### AIM OF THE TASK
Substitute "display-icon" for each "computer-monitor-icon" in the rows that begin at the line containing "Give me the" and stop after the line containing "workstation-west-corridor: 西指廊 工作站: [14, 255, 102, 388]", then write out only those rows with all else unchanged.
— BEGIN DATA FOR PROCESSING —
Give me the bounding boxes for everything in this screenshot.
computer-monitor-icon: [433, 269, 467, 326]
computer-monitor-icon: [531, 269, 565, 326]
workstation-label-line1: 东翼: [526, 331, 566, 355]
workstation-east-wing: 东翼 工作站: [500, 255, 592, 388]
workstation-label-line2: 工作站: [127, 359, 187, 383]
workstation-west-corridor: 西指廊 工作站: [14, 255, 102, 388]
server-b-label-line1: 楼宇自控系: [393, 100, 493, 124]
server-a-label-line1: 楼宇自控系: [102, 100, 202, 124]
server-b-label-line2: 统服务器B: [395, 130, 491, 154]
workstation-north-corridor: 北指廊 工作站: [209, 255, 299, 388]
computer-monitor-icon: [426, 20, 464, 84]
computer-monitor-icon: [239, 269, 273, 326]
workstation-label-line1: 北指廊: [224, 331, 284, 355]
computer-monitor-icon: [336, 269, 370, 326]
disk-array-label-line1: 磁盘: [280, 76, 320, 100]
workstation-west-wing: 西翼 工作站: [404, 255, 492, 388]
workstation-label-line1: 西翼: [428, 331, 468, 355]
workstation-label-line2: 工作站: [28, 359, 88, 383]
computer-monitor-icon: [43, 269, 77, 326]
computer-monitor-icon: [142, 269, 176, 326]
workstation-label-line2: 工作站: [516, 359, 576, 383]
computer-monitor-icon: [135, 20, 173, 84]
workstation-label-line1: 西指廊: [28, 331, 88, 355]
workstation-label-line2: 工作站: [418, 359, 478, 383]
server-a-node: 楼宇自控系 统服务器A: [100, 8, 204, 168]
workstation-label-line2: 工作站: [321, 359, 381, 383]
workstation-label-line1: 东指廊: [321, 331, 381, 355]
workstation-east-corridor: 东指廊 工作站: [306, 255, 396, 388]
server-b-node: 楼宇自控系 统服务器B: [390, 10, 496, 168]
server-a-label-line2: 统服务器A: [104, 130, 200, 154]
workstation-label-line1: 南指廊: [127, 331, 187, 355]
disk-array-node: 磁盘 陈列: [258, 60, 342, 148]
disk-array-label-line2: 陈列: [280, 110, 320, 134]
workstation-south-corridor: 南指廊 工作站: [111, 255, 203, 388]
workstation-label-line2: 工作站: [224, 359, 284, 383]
— END DATA FOR PROCESSING —
— BEGIN DATA FOR PROCESSING —
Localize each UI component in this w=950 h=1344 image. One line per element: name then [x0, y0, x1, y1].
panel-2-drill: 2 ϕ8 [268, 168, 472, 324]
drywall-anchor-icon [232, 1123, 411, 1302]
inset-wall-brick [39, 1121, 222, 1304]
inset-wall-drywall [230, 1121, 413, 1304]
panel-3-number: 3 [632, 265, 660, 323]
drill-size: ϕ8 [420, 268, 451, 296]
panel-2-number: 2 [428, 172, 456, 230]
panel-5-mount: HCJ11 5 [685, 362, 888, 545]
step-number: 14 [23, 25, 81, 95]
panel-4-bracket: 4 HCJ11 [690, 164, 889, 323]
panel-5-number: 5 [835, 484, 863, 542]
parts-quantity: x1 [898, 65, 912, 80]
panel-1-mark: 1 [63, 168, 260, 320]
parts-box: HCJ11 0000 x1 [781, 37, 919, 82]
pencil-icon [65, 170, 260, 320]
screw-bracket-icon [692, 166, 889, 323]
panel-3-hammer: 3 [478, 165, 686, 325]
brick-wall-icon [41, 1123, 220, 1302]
— END DATA FOR PROCESSING —
### OUTPUT FOR THIS EXERCISE
Give me the bounding boxes for everything in this screenshot.
display-icon: [433, 269, 467, 326]
display-icon: [531, 269, 565, 326]
workstation-label-line1: 东翼: [526, 331, 566, 355]
workstation-east-wing: 东翼 工作站: [500, 255, 592, 388]
workstation-label-line2: 工作站: [127, 359, 187, 383]
workstation-west-corridor: 西指廊 工作站: [14, 255, 102, 388]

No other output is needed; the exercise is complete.